__Problem to work on__: Reproduce the data below with every instance of "Uncategorized" changed to "General", keeping all other text the same.

__Provided entries__:
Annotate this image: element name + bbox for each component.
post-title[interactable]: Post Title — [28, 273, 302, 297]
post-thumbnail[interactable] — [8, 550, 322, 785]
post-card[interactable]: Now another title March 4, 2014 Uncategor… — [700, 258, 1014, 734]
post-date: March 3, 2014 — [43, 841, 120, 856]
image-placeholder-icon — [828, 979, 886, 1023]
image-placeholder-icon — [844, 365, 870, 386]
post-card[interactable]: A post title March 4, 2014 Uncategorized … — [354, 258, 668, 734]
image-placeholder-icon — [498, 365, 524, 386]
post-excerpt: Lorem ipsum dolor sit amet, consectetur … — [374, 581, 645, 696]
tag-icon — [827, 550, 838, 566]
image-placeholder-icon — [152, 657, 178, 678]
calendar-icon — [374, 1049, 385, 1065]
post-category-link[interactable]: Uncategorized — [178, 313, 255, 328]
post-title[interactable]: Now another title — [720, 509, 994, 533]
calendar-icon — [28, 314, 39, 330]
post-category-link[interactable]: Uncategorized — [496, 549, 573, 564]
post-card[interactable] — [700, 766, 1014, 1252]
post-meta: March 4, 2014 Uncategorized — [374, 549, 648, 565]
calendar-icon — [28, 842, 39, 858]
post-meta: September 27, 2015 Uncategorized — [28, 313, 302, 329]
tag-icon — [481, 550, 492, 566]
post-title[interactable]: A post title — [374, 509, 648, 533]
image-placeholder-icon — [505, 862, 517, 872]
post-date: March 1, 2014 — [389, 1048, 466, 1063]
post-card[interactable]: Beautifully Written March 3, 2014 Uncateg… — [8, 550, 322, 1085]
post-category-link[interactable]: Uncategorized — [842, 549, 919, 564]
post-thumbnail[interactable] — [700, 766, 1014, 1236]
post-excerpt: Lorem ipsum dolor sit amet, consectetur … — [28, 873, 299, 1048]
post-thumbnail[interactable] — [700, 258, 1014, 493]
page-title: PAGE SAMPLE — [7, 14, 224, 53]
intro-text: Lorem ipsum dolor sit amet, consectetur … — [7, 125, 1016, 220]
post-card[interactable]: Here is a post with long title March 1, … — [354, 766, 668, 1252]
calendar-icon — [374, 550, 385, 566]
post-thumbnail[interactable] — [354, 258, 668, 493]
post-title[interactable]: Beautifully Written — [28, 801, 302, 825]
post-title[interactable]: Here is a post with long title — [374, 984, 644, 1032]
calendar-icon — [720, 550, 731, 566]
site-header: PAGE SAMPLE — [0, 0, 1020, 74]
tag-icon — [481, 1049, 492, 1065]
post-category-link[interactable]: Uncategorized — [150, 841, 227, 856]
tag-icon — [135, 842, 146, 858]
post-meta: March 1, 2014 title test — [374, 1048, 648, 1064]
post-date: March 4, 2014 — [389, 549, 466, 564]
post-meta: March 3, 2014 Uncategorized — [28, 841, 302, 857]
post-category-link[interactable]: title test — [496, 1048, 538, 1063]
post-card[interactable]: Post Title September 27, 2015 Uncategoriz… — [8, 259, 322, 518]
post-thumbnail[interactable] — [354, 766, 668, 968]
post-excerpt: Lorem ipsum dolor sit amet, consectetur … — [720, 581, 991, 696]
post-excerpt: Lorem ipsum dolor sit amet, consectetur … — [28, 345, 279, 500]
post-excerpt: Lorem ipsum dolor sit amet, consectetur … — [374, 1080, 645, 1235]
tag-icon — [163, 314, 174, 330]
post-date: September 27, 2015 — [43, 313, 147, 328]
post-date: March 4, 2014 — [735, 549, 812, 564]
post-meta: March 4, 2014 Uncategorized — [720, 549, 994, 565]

__Written response__:
Annotate this image: element name + bbox for each component.
post-title[interactable]: Post Title — [28, 273, 302, 297]
post-thumbnail[interactable] — [8, 550, 322, 785]
post-card[interactable]: Now another title March 4, 2014 Uncategor… — [700, 258, 1014, 734]
post-date: March 3, 2014 — [43, 841, 120, 856]
image-placeholder-icon — [828, 979, 886, 1023]
image-placeholder-icon — [844, 365, 870, 386]
post-card[interactable]: A post title March 4, 2014 General … — [354, 258, 668, 734]
image-placeholder-icon — [498, 365, 524, 386]
post-excerpt: Lorem ipsum dolor sit amet, consectetur … — [374, 581, 645, 696]
tag-icon — [827, 550, 838, 566]
image-placeholder-icon — [152, 657, 178, 678]
calendar-icon — [374, 1049, 385, 1065]
post-category-link[interactable]: General — [178, 313, 255, 328]
post-title[interactable]: Now another title — [720, 509, 994, 533]
calendar-icon — [28, 314, 39, 330]
post-category-link[interactable]: General — [496, 549, 573, 564]
post-card[interactable] — [700, 766, 1014, 1252]
post-meta: March 4, 2014 General — [374, 549, 648, 565]
calendar-icon — [28, 842, 39, 858]
post-meta: September 27, 2015 General — [28, 313, 302, 329]
tag-icon — [481, 550, 492, 566]
post-title[interactable]: A post title — [374, 509, 648, 533]
image-placeholder-icon — [505, 862, 517, 872]
post-date: March 1, 2014 — [389, 1048, 466, 1063]
post-card[interactable]: Beautifully Written March 3, 2014 Uncateg… — [8, 550, 322, 1085]
post-category-link[interactable]: General — [842, 549, 919, 564]
post-thumbnail[interactable] — [700, 766, 1014, 1236]
post-excerpt: Lorem ipsum dolor sit amet, consectetur … — [28, 873, 299, 1048]
post-thumbnail[interactable] — [700, 258, 1014, 493]
page-title: PAGE SAMPLE — [7, 14, 224, 53]
intro-text: Lorem ipsum dolor sit amet, consectetur … — [7, 125, 1016, 220]
post-card[interactable]: Here is a post with long title March 1, … — [354, 766, 668, 1252]
calendar-icon — [374, 550, 385, 566]
post-thumbnail[interactable] — [354, 258, 668, 493]
post-title[interactable]: Beautifully Written — [28, 801, 302, 825]
post-title[interactable]: Here is a post with long title — [374, 984, 644, 1032]
calendar-icon — [720, 550, 731, 566]
site-header: PAGE SAMPLE — [0, 0, 1020, 74]
tag-icon — [481, 1049, 492, 1065]
post-category-link[interactable]: General — [150, 841, 227, 856]
tag-icon — [135, 842, 146, 858]
post-meta: March 1, 2014 title test — [374, 1048, 648, 1064]
post-date: March 4, 2014 — [389, 549, 466, 564]
post-meta: March 3, 2014 General — [28, 841, 302, 857]
post-category-link[interactable]: title test — [496, 1048, 538, 1063]
post-card[interactable]: Post Title September 27, 2015 Uncategoriz… — [8, 259, 322, 518]
post-thumbnail[interactable] — [354, 766, 668, 968]
post-excerpt: Lorem ipsum dolor sit amet, consectetur … — [720, 581, 991, 696]
post-excerpt: Lorem ipsum dolor sit amet, consectetur … — [28, 345, 279, 500]
post-excerpt: Lorem ipsum dolor sit amet, consectetur … — [374, 1080, 645, 1235]
tag-icon — [163, 314, 174, 330]
post-date: September 27, 2015 — [43, 313, 147, 328]
post-date: March 4, 2014 — [735, 549, 812, 564]
post-meta: March 4, 2014 General — [720, 549, 994, 565]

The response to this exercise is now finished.